## What to produce
Will you extract the entries word for word? Images should not appear in the copy.

## Record set
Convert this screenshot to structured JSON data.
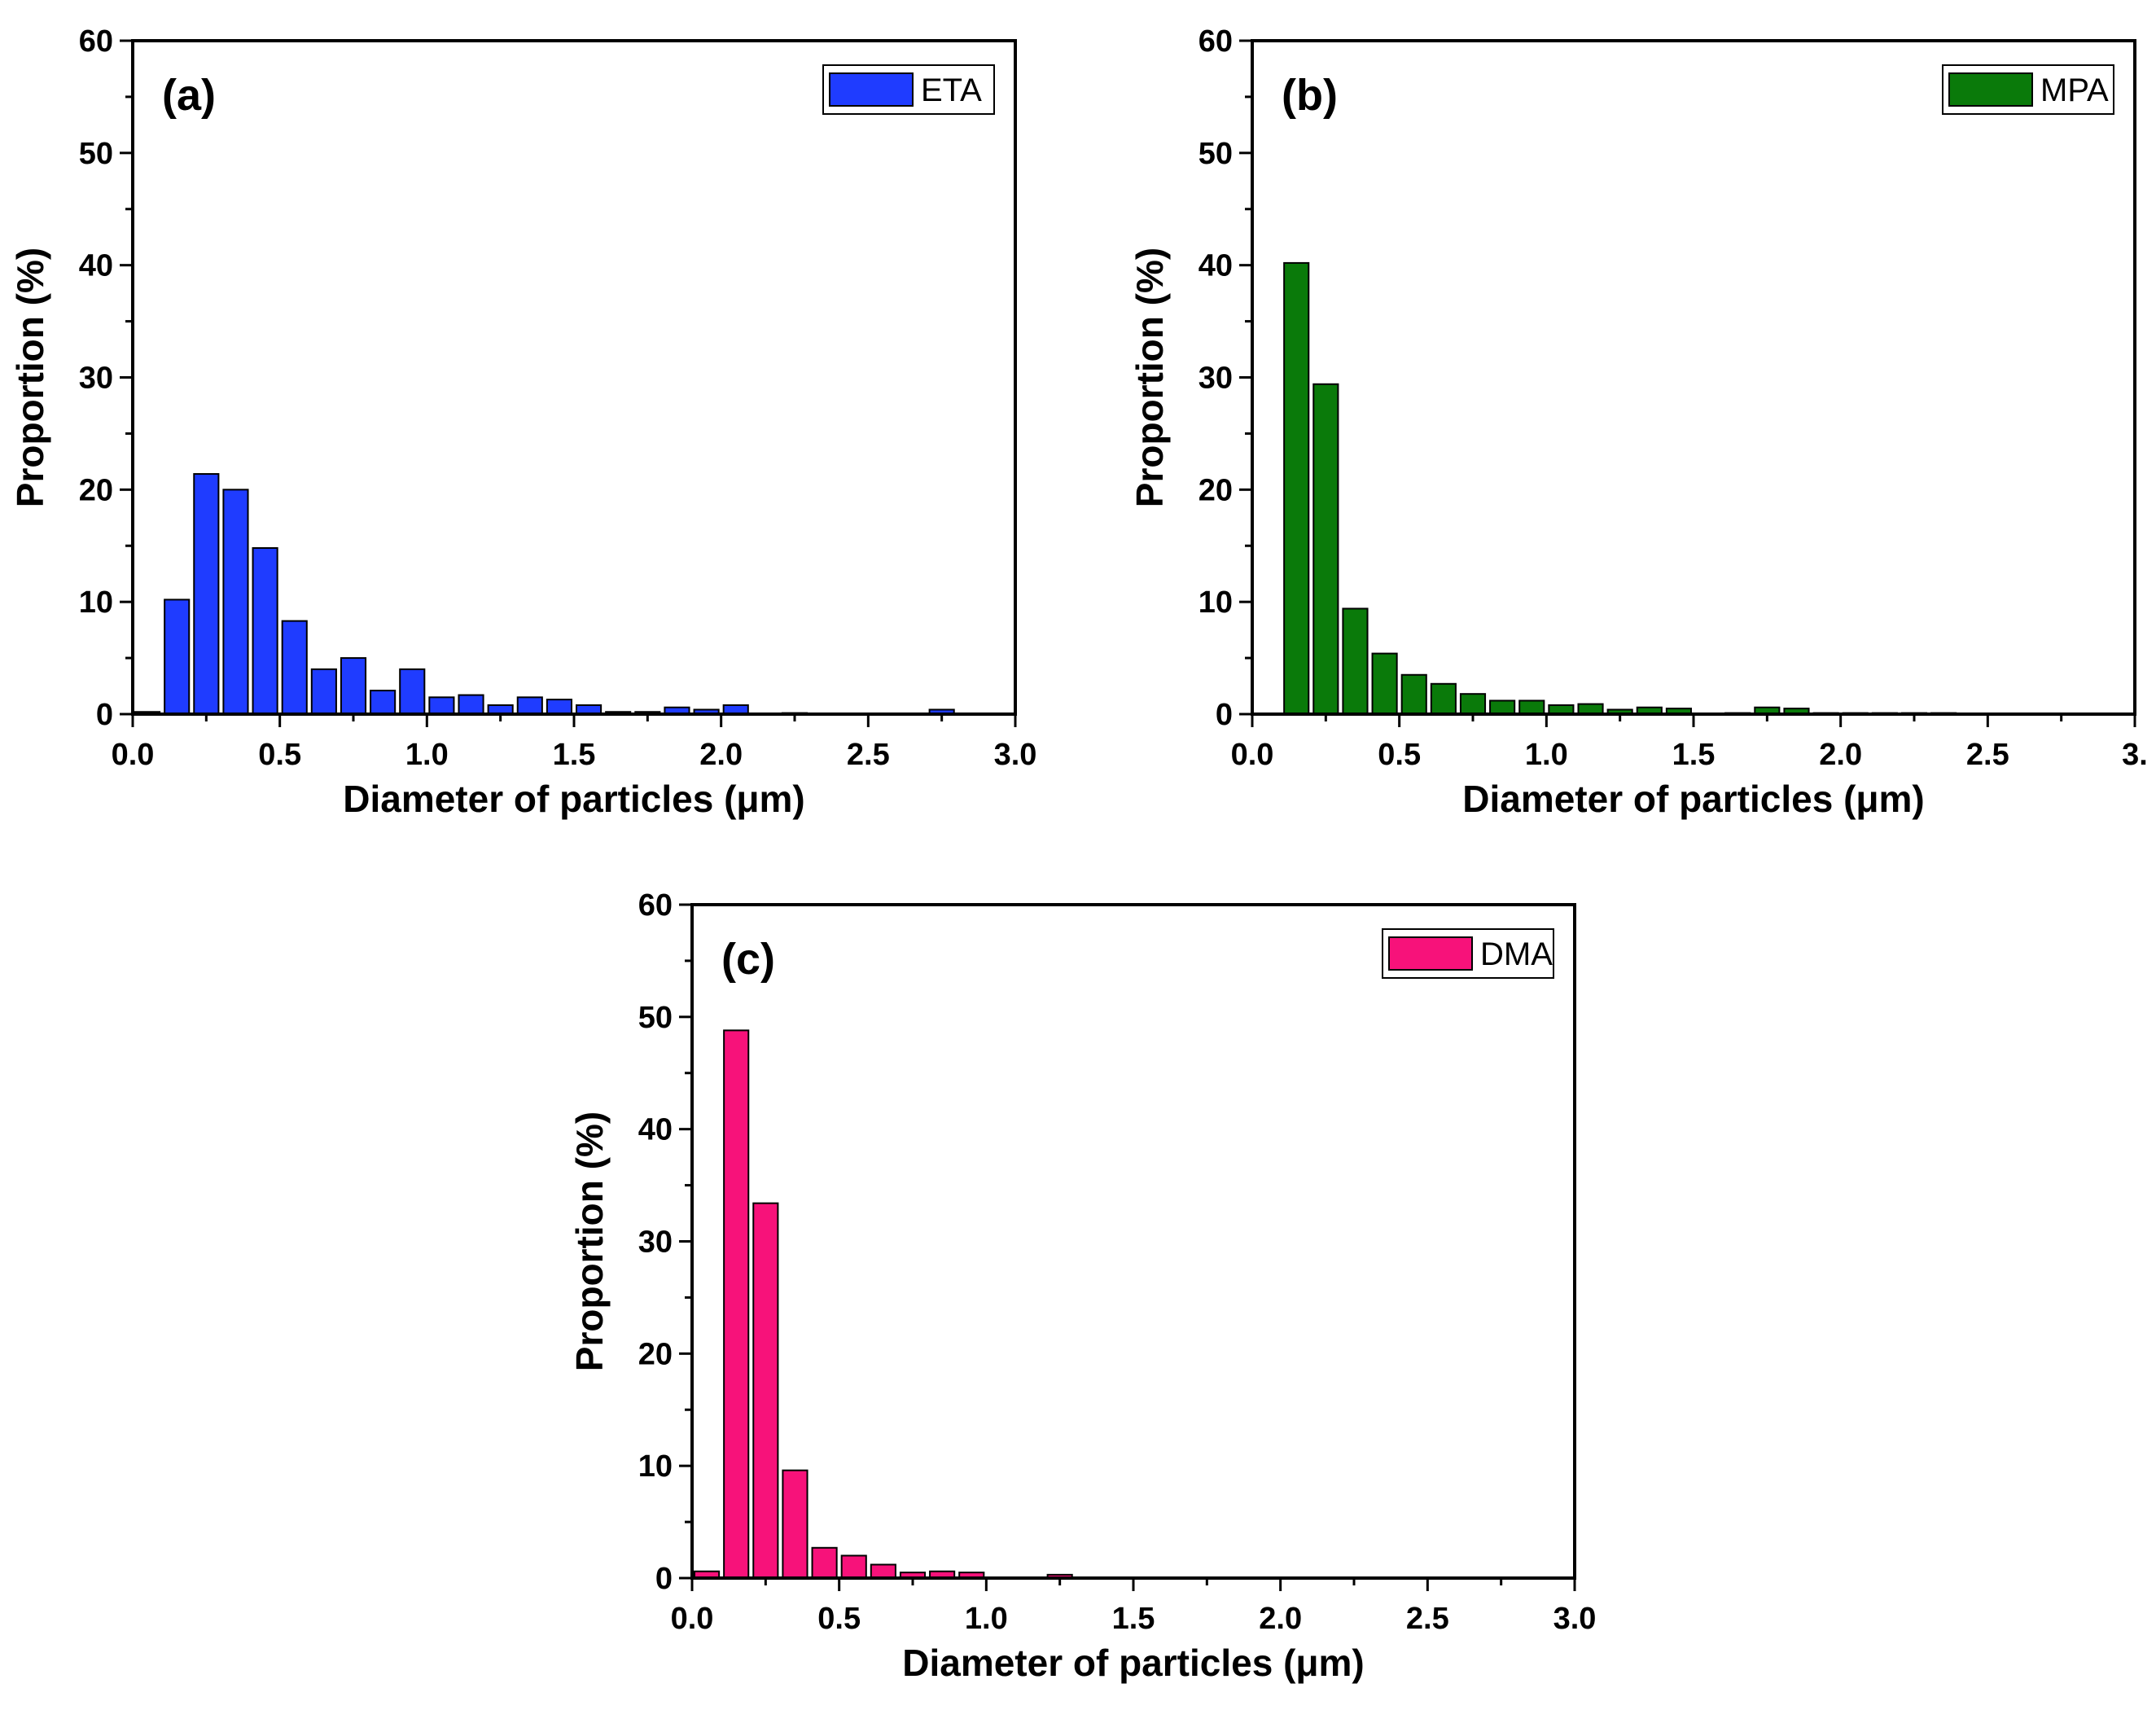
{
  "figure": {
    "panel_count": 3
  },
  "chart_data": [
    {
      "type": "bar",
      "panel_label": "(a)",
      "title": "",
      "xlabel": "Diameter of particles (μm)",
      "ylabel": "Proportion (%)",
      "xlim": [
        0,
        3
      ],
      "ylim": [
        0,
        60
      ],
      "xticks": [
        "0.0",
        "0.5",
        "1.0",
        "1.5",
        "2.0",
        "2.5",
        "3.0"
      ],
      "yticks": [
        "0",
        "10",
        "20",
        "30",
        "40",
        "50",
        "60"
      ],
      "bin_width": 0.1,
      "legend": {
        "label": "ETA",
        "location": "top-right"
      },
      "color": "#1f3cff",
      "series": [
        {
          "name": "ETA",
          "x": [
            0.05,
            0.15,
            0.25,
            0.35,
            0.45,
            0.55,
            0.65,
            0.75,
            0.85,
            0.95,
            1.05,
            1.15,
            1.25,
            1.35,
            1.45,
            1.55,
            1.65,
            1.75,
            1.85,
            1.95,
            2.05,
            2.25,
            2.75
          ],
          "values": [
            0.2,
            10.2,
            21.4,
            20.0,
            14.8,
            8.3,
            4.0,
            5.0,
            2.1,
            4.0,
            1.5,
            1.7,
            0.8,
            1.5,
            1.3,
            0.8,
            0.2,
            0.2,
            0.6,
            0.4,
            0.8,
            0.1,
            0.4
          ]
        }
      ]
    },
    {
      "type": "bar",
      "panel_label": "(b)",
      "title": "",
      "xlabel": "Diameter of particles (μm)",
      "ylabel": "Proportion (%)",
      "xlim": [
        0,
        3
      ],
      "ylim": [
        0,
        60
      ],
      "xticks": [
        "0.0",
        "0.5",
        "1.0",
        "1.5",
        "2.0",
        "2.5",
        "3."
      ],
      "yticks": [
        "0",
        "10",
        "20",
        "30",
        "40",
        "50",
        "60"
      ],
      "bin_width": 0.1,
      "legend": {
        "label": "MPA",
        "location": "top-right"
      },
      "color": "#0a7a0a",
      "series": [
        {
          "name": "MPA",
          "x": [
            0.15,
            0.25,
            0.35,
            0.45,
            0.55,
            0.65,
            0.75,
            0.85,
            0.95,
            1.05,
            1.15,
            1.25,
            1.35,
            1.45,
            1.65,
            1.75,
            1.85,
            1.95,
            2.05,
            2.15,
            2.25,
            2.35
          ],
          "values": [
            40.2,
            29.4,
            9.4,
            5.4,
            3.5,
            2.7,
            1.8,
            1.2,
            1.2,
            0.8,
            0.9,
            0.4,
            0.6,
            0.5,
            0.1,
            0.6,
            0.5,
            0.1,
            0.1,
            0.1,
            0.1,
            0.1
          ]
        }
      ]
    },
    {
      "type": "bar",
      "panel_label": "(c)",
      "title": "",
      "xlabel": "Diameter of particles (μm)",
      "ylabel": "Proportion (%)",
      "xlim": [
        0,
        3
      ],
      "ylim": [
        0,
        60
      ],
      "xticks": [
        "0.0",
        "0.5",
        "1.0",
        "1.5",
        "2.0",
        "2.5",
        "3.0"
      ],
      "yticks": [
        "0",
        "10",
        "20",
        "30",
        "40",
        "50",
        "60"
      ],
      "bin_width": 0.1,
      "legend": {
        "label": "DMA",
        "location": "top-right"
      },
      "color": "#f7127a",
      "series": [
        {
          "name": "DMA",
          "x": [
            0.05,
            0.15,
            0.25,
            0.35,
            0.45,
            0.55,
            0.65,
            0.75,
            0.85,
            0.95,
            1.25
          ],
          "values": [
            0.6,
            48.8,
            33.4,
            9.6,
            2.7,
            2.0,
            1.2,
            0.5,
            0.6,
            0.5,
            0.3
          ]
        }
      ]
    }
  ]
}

## Answer for this exercise
Convert this screenshot to structured JSON data.
{
  "figure": {
    "panel_count": 3
  },
  "chart_data": [
    {
      "type": "bar",
      "panel_label": "(a)",
      "title": "",
      "xlabel": "Diameter of particles (μm)",
      "ylabel": "Proportion (%)",
      "xlim": [
        0,
        3
      ],
      "ylim": [
        0,
        60
      ],
      "xticks": [
        "0.0",
        "0.5",
        "1.0",
        "1.5",
        "2.0",
        "2.5",
        "3.0"
      ],
      "yticks": [
        "0",
        "10",
        "20",
        "30",
        "40",
        "50",
        "60"
      ],
      "bin_width": 0.1,
      "legend": {
        "label": "ETA",
        "location": "top-right"
      },
      "color": "#1f3cff",
      "series": [
        {
          "name": "ETA",
          "x": [
            0.05,
            0.15,
            0.25,
            0.35,
            0.45,
            0.55,
            0.65,
            0.75,
            0.85,
            0.95,
            1.05,
            1.15,
            1.25,
            1.35,
            1.45,
            1.55,
            1.65,
            1.75,
            1.85,
            1.95,
            2.05,
            2.25,
            2.75
          ],
          "values": [
            0.2,
            10.2,
            21.4,
            20.0,
            14.8,
            8.3,
            4.0,
            5.0,
            2.1,
            4.0,
            1.5,
            1.7,
            0.8,
            1.5,
            1.3,
            0.8,
            0.2,
            0.2,
            0.6,
            0.4,
            0.8,
            0.1,
            0.4
          ]
        }
      ]
    },
    {
      "type": "bar",
      "panel_label": "(b)",
      "title": "",
      "xlabel": "Diameter of particles (μm)",
      "ylabel": "Proportion (%)",
      "xlim": [
        0,
        3
      ],
      "ylim": [
        0,
        60
      ],
      "xticks": [
        "0.0",
        "0.5",
        "1.0",
        "1.5",
        "2.0",
        "2.5",
        "3."
      ],
      "yticks": [
        "0",
        "10",
        "20",
        "30",
        "40",
        "50",
        "60"
      ],
      "bin_width": 0.1,
      "legend": {
        "label": "MPA",
        "location": "top-right"
      },
      "color": "#0a7a0a",
      "series": [
        {
          "name": "MPA",
          "x": [
            0.15,
            0.25,
            0.35,
            0.45,
            0.55,
            0.65,
            0.75,
            0.85,
            0.95,
            1.05,
            1.15,
            1.25,
            1.35,
            1.45,
            1.65,
            1.75,
            1.85,
            1.95,
            2.05,
            2.15,
            2.25,
            2.35
          ],
          "values": [
            40.2,
            29.4,
            9.4,
            5.4,
            3.5,
            2.7,
            1.8,
            1.2,
            1.2,
            0.8,
            0.9,
            0.4,
            0.6,
            0.5,
            0.1,
            0.6,
            0.5,
            0.1,
            0.1,
            0.1,
            0.1,
            0.1
          ]
        }
      ]
    },
    {
      "type": "bar",
      "panel_label": "(c)",
      "title": "",
      "xlabel": "Diameter of particles (μm)",
      "ylabel": "Proportion (%)",
      "xlim": [
        0,
        3
      ],
      "ylim": [
        0,
        60
      ],
      "xticks": [
        "0.0",
        "0.5",
        "1.0",
        "1.5",
        "2.0",
        "2.5",
        "3.0"
      ],
      "yticks": [
        "0",
        "10",
        "20",
        "30",
        "40",
        "50",
        "60"
      ],
      "bin_width": 0.1,
      "legend": {
        "label": "DMA",
        "location": "top-right"
      },
      "color": "#f7127a",
      "series": [
        {
          "name": "DMA",
          "x": [
            0.05,
            0.15,
            0.25,
            0.35,
            0.45,
            0.55,
            0.65,
            0.75,
            0.85,
            0.95,
            1.25
          ],
          "values": [
            0.6,
            48.8,
            33.4,
            9.6,
            2.7,
            2.0,
            1.2,
            0.5,
            0.6,
            0.5,
            0.3
          ]
        }
      ]
    }
  ]
}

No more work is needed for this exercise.